____ DATA RECORDS
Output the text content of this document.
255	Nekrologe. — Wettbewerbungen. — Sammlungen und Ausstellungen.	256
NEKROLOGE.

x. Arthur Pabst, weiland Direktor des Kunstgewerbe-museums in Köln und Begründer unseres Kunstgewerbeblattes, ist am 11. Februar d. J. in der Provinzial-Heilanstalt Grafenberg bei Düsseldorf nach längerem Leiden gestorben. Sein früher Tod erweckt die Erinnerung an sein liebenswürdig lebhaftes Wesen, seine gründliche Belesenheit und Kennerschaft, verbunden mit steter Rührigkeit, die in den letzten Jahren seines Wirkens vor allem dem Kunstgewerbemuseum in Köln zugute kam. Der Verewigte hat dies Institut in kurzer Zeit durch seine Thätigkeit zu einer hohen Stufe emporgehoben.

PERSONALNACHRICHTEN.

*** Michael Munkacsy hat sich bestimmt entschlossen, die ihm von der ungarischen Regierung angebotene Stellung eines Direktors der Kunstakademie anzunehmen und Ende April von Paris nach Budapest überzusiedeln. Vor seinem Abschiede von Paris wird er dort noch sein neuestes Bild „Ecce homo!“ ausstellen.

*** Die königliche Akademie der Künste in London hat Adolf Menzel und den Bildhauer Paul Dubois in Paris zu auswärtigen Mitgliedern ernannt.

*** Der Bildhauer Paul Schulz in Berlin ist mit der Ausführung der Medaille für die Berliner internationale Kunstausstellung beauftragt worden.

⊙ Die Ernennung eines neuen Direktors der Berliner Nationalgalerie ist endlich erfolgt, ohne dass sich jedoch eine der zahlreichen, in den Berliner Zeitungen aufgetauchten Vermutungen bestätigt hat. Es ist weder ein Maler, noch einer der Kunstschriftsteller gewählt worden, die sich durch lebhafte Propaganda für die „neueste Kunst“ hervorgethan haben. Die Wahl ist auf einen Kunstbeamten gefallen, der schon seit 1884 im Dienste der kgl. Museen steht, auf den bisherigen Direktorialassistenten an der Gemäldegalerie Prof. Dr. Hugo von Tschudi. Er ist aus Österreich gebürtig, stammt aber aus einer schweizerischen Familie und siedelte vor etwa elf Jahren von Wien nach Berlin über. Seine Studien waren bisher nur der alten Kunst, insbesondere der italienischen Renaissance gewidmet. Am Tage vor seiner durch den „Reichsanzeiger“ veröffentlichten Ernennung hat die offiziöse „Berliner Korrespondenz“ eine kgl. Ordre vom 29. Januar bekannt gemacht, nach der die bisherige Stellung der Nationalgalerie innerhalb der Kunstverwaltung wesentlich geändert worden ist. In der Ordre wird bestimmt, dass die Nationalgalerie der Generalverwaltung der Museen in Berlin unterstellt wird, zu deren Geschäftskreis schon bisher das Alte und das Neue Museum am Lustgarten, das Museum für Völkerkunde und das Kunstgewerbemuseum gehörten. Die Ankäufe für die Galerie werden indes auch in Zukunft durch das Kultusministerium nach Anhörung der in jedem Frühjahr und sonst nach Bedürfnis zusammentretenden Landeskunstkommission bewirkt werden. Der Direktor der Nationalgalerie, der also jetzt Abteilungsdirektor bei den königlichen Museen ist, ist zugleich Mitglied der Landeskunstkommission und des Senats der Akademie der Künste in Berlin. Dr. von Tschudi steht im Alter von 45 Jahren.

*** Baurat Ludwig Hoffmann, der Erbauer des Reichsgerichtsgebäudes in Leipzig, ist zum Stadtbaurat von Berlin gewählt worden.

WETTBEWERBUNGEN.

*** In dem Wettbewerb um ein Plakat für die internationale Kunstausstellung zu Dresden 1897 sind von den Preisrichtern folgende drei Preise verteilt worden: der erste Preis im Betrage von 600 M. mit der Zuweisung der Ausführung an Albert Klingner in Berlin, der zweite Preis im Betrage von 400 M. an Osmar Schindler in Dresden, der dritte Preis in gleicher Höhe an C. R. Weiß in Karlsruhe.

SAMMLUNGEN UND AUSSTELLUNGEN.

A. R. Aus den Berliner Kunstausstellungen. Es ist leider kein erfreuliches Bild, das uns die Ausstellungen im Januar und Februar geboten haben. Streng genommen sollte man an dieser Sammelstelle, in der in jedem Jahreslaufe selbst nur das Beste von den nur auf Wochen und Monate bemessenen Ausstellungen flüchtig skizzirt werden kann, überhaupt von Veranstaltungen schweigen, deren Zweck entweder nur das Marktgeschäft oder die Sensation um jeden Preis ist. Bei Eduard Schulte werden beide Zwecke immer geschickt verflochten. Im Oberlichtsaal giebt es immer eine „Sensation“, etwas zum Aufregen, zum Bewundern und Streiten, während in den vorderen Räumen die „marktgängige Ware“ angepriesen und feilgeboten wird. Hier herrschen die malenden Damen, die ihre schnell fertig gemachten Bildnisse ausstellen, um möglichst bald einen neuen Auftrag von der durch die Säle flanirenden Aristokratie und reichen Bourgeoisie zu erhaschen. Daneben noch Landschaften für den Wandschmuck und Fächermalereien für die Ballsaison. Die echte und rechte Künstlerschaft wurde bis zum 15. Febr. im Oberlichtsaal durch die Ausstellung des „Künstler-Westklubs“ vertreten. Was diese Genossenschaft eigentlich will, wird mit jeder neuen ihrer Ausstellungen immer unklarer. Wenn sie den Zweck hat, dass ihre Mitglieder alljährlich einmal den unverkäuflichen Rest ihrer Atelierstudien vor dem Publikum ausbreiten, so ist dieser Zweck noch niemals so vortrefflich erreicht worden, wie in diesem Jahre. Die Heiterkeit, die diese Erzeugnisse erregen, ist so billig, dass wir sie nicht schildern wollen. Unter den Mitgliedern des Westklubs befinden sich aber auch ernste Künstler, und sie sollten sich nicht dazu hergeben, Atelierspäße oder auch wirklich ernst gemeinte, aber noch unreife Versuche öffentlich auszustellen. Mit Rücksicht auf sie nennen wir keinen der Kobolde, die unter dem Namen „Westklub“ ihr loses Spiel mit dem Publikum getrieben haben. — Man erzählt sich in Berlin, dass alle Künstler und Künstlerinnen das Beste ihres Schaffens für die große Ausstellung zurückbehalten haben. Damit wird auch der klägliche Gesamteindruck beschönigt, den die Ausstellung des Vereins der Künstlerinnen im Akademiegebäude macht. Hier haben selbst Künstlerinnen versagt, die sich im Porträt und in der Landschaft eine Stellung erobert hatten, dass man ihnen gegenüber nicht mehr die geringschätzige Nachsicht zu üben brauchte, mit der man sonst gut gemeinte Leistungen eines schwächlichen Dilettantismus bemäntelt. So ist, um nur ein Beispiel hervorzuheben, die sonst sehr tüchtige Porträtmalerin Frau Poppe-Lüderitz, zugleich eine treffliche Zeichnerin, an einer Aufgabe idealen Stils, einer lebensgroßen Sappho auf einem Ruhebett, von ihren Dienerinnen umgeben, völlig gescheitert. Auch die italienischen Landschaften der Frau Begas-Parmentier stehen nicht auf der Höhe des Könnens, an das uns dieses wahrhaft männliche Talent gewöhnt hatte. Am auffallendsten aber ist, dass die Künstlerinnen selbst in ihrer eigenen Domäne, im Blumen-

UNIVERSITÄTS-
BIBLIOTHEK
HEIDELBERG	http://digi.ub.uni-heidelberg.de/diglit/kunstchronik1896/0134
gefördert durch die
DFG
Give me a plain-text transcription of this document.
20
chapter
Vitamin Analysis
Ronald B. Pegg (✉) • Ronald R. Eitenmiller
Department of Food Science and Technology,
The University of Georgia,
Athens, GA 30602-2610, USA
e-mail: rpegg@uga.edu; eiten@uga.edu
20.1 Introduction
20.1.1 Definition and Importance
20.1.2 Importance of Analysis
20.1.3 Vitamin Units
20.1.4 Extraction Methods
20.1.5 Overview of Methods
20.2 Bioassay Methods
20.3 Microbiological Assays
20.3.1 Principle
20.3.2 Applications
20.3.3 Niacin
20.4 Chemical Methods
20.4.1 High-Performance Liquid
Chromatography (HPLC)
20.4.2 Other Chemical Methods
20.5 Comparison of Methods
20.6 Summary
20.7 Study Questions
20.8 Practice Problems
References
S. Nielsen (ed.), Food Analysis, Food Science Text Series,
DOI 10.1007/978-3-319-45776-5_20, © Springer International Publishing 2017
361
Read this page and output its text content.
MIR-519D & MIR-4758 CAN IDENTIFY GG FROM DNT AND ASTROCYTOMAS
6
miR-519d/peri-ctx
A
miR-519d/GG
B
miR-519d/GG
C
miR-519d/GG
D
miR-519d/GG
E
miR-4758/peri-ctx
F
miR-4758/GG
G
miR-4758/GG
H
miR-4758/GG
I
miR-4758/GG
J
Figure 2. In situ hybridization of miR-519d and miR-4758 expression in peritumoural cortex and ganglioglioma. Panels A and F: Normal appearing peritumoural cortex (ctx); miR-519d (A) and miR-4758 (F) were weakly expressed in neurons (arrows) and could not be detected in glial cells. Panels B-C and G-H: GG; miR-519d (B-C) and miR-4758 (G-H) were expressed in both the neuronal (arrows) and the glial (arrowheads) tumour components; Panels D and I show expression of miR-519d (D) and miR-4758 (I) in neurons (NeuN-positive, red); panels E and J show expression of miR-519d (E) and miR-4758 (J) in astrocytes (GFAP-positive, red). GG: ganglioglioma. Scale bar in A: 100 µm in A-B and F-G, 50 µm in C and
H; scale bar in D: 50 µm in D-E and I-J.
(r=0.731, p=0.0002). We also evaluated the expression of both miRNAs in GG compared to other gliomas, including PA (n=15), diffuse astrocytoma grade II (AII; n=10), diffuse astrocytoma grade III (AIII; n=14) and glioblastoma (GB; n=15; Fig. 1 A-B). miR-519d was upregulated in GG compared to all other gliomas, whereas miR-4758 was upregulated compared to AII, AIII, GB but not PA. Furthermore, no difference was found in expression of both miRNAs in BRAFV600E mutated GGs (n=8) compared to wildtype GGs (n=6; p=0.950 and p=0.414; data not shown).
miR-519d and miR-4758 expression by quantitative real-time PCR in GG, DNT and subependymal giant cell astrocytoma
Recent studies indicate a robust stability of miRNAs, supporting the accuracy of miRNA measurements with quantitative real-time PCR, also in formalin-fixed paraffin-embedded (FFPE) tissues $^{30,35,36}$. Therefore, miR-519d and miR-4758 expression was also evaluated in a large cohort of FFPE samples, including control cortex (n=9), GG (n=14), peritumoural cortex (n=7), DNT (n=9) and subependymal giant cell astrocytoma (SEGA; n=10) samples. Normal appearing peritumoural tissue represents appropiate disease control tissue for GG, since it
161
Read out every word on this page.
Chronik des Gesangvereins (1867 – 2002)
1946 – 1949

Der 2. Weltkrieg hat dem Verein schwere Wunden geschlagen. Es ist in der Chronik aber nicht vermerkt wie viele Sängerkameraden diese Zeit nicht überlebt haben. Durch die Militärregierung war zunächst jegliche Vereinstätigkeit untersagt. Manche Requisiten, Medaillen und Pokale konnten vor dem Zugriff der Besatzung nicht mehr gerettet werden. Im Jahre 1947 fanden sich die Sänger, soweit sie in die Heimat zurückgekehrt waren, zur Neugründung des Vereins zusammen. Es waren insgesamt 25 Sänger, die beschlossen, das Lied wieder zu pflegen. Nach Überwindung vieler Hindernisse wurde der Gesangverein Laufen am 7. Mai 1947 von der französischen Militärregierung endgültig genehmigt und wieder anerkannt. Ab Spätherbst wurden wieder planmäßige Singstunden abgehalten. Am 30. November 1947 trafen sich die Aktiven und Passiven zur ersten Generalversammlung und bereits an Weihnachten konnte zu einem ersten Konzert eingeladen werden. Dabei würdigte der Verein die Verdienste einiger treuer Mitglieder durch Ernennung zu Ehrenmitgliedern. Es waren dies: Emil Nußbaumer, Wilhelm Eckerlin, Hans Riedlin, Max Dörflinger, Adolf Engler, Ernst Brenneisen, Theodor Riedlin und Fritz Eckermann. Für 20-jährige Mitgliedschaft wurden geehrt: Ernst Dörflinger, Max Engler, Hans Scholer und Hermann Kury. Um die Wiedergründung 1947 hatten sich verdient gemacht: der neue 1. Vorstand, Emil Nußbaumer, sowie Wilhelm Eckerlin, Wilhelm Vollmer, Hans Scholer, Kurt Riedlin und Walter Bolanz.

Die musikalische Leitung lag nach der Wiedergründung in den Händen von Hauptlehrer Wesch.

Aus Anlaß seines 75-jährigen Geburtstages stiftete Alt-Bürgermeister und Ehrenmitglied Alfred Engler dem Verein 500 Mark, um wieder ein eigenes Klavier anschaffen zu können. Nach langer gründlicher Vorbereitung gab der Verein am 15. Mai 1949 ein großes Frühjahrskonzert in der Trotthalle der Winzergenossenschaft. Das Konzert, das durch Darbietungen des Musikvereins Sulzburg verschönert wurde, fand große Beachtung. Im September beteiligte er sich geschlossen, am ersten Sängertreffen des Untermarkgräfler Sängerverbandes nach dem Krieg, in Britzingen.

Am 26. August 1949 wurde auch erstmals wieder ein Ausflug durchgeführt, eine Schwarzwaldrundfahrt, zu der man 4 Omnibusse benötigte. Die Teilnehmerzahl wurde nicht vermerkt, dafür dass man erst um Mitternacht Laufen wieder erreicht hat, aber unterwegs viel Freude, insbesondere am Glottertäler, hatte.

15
________
If a line of the data holds the string "this", list it.

Output the text content of this document.
Give me a plain-text transcription of this document.
Read this page and output its text content.
Read out every word on this page.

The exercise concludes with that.